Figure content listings
________________________
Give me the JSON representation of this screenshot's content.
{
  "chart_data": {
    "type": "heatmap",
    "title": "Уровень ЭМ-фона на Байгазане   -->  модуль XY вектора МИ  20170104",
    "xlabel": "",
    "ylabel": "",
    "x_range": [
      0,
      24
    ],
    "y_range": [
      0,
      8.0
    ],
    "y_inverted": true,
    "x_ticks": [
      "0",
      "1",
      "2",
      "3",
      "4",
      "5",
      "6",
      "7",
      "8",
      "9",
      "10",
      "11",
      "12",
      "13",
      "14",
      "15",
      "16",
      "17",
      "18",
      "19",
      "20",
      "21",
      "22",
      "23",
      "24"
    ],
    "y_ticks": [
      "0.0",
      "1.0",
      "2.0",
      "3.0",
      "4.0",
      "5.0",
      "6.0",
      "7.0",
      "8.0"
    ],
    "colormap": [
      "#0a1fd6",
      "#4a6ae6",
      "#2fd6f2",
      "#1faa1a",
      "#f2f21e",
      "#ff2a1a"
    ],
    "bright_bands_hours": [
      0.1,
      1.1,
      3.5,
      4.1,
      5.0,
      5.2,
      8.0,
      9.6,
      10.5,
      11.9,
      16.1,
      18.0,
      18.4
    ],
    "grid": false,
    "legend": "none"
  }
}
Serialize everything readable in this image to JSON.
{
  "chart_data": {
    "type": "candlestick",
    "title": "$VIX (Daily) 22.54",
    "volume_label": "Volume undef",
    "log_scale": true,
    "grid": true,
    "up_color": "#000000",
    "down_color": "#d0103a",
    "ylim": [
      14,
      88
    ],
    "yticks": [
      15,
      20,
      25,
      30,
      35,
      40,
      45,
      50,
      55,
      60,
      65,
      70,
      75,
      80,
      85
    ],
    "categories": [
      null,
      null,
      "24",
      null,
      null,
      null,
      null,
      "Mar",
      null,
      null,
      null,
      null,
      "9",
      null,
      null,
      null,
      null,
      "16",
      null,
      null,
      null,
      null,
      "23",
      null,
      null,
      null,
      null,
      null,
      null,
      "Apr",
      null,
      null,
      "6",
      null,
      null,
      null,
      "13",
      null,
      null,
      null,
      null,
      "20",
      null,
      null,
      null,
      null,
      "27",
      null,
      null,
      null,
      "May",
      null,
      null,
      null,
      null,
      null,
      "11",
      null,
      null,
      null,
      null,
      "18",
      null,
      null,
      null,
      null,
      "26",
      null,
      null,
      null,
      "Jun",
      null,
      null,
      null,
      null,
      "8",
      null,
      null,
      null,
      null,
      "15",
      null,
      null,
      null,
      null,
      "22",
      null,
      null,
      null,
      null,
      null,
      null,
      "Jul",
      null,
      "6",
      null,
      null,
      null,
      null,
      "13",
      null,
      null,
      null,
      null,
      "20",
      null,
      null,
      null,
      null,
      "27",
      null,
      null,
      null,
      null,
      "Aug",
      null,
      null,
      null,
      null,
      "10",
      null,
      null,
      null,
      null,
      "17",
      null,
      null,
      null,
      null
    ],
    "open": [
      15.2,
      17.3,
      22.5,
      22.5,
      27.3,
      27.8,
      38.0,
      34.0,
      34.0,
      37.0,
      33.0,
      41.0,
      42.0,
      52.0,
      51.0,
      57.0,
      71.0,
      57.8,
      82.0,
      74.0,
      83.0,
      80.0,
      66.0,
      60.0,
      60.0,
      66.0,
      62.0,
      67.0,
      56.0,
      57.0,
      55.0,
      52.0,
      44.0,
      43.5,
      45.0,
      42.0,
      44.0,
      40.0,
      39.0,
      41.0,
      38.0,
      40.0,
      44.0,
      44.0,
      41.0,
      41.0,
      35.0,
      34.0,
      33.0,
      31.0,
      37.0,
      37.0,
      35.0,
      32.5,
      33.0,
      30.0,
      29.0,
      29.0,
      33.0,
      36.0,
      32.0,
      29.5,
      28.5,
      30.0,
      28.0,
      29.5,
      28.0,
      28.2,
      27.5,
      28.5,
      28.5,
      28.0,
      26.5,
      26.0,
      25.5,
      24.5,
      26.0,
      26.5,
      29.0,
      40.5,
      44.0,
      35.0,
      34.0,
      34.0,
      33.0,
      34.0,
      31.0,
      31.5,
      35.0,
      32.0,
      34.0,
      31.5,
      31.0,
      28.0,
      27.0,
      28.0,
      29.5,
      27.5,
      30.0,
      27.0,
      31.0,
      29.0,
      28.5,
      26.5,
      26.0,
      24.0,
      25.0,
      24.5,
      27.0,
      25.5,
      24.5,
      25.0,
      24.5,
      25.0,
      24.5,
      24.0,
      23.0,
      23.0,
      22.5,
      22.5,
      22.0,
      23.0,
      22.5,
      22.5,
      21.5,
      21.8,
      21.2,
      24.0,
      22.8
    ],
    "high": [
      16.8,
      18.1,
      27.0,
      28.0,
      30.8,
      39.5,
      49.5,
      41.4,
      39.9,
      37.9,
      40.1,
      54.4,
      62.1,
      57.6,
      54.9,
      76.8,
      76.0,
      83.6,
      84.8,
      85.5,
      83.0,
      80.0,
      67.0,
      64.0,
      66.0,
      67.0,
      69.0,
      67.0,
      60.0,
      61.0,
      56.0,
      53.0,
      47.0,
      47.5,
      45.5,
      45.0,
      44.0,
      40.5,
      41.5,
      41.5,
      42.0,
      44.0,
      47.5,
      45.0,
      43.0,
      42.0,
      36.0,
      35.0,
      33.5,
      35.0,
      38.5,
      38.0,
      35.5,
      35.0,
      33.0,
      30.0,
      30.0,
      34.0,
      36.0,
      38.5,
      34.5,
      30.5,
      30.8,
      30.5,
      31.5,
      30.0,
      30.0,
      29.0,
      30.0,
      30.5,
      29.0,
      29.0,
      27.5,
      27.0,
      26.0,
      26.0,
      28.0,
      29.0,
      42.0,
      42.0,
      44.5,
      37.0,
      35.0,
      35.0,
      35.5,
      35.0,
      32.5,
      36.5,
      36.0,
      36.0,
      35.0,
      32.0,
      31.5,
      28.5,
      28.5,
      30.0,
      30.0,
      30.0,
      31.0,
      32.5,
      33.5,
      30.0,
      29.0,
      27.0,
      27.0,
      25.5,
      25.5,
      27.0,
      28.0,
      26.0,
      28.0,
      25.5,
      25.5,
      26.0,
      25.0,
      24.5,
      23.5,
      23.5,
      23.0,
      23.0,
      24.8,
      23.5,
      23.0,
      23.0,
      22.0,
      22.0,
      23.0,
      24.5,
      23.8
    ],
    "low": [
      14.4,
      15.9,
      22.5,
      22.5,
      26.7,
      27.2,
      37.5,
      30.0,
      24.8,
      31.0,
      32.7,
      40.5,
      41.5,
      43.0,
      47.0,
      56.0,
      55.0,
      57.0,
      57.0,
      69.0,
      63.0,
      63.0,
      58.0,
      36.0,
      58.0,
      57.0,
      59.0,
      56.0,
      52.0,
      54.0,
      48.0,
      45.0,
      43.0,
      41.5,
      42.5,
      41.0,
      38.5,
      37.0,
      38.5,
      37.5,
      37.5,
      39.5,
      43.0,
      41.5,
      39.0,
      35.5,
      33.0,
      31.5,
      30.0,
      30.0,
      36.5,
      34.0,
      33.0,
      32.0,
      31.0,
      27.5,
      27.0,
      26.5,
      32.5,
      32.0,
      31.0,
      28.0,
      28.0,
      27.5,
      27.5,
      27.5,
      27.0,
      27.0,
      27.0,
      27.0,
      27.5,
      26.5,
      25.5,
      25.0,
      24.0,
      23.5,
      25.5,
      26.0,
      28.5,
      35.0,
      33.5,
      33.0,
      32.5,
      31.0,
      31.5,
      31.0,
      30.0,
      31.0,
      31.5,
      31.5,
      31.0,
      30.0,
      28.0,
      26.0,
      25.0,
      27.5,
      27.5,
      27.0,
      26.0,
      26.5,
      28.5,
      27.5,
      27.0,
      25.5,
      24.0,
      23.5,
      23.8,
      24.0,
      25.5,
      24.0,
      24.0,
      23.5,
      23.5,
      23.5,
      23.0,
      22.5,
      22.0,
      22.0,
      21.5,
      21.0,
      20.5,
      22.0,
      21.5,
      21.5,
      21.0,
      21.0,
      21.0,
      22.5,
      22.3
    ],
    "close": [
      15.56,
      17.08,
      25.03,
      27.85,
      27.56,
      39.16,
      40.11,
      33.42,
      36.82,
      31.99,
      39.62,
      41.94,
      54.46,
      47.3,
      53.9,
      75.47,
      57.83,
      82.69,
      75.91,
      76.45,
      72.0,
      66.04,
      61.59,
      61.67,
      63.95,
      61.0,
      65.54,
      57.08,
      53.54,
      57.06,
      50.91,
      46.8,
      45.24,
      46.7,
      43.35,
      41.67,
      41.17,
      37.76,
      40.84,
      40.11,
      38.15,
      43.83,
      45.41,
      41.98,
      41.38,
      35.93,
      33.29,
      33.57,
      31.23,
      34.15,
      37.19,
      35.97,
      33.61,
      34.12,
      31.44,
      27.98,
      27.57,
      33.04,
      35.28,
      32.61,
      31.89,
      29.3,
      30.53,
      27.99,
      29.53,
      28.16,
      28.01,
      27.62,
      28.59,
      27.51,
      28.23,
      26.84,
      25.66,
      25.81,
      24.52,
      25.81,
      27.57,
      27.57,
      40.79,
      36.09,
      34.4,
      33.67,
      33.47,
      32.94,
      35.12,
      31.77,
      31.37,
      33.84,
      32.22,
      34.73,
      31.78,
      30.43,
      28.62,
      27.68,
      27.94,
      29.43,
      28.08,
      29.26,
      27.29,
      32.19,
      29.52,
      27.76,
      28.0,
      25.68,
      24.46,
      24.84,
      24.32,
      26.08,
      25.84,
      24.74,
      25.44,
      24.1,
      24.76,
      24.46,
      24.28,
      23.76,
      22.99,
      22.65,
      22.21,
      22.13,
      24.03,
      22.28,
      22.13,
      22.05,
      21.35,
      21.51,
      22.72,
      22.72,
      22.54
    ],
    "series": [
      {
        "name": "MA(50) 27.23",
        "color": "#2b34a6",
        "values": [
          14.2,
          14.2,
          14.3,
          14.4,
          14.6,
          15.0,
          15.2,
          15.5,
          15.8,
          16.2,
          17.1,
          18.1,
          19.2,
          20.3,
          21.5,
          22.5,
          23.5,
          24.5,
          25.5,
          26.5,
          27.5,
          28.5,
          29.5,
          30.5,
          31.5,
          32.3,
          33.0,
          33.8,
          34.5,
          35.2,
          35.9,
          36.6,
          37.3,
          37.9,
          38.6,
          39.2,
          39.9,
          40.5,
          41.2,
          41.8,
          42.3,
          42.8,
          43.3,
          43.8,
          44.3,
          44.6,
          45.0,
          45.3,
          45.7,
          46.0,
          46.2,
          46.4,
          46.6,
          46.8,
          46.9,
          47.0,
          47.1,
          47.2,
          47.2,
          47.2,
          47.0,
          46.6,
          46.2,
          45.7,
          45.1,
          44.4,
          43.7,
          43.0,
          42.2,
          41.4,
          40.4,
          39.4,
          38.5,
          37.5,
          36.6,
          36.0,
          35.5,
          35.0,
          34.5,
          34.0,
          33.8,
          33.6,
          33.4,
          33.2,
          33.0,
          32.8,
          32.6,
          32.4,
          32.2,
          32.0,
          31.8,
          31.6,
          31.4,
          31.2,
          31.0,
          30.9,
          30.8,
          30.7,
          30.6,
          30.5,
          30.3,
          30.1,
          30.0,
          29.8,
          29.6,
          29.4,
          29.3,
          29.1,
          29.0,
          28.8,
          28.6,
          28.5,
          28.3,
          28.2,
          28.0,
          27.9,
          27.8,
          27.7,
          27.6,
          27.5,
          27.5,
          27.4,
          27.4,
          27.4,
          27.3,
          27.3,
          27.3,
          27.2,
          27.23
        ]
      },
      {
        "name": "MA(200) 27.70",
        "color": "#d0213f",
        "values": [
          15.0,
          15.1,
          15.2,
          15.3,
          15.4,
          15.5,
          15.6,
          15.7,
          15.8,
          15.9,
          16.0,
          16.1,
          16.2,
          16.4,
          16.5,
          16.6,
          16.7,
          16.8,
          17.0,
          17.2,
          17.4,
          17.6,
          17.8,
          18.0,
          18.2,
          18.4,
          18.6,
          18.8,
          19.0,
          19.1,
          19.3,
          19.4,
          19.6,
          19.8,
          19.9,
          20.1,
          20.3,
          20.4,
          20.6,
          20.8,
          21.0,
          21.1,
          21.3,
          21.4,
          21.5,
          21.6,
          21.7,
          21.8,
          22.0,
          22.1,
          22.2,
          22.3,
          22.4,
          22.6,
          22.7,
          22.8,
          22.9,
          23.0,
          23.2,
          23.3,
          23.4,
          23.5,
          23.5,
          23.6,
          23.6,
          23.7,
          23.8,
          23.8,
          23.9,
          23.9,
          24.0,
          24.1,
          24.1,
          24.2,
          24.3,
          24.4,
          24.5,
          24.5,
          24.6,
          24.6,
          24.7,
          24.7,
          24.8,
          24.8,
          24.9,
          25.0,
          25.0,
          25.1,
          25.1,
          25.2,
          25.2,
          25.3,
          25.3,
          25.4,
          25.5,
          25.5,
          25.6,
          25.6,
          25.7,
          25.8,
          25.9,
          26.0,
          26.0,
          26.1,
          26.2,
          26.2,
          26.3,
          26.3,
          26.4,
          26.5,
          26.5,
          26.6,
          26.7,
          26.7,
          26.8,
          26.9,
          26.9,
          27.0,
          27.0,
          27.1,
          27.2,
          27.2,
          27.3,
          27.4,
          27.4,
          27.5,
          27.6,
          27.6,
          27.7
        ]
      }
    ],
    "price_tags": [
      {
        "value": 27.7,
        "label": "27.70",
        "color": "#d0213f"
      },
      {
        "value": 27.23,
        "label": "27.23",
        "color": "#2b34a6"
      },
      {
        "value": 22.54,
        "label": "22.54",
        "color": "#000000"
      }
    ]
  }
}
________________________
» REQUIRED TASK
Using the records above, copy every line that has the word "true" in it.

» THE OUTPUT
    "y_inverted": true,
    "log_scale": true,
    "grid": true,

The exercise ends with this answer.